| Provided records |
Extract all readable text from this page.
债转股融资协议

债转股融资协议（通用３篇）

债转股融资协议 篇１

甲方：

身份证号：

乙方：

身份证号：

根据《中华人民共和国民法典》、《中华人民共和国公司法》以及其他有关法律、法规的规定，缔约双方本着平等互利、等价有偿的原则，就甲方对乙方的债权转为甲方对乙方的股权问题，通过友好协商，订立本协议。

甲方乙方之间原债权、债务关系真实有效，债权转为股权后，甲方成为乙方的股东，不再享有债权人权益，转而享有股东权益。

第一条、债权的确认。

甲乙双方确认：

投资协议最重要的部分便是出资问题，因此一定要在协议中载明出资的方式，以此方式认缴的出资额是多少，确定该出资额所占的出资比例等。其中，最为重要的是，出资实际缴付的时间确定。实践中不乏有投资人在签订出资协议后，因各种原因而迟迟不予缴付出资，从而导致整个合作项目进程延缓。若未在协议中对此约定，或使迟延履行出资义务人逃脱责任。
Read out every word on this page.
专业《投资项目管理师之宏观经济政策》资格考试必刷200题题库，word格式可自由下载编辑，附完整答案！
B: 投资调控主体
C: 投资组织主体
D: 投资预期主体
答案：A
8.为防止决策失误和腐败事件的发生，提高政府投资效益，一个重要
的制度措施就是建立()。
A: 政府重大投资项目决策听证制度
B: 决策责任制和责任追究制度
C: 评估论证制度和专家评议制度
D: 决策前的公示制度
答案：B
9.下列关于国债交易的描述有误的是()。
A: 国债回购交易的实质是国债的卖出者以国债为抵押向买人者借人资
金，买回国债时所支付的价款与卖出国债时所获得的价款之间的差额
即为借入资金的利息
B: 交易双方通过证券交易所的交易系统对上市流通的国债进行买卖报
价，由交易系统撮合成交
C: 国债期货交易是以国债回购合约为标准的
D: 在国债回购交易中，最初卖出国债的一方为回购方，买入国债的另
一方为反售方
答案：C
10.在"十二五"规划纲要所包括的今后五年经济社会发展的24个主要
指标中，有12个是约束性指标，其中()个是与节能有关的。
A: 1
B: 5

| Exercise |
Copy every record exactly, with nothing added or dropped.

| Task solution |
Extract all readable text from this page.
债转股融资协议

债转股融资协议（通用３篇）

债转股融资协议 篇１

甲方：

身份证号：

乙方：

身份证号：

根据《中华人民共和国民法典》、《中华人民共和国公司法》以及其他有关法律、法规的规定，缔约双方本着平等互利、等价有偿的原则，就甲方对乙方的债权转为甲方对乙方的股权问题，通过友好协商，订立本协议。

甲方乙方之间原债权、债务关系真实有效，债权转为股权后，甲方成为乙方的股东，不再享有债权人权益，转而享有股东权益。

第一条、债权的确认。

甲乙双方确认：

投资协议最重要的部分便是出资问题，因此一定要在协议中载明出资的方式，以此方式认缴的出资额是多少，确定该出资额所占的出资比例等。其中，最为重要的是，出资实际缴付的时间确定。实践中不乏有投资人在签订出资协议后，因各种原因而迟迟不予缴付出资，从而导致整个合作项目进程延缓。若未在协议中对此约定，或使迟延履行出资义务人逃脱责任。
Read out every word on this page.
专业《投资项目管理师之宏观经济政策》资格考试必刷200题题库，word格式可自由下载编辑，附完整答案！
B: 投资调控主体
C: 投资组织主体
D: 投资预期主体
答案：A
8.为防止决策失误和腐败事件的发生，提高政府投资效益，一个重要
的制度措施就是建立()。
A: 政府重大投资项目决策听证制度
B: 决策责任制和责任追究制度
C: 评估论证制度和专家评议制度
D: 决策前的公示制度
答案：B
9.下列关于国债交易的描述有误的是()。
A: 国债回购交易的实质是国债的卖出者以国债为抵押向买人者借人资
金，买回国债时所支付的价款与卖出国债时所获得的价款之间的差额
即为借入资金的利息
B: 交易双方通过证券交易所的交易系统对上市流通的国债进行买卖报
价，由交易系统撮合成交
C: 国债期货交易是以国债回购合约为标准的
D: 在国债回购交易中，最初卖出国债的一方为回购方，买入国债的另
一方为反售方
答案：C
10.在"十二五"规划纲要所包括的今后五年经济社会发展的24个主要
指标中，有12个是约束性指标，其中()个是与节能有关的。
A: 1
B: 5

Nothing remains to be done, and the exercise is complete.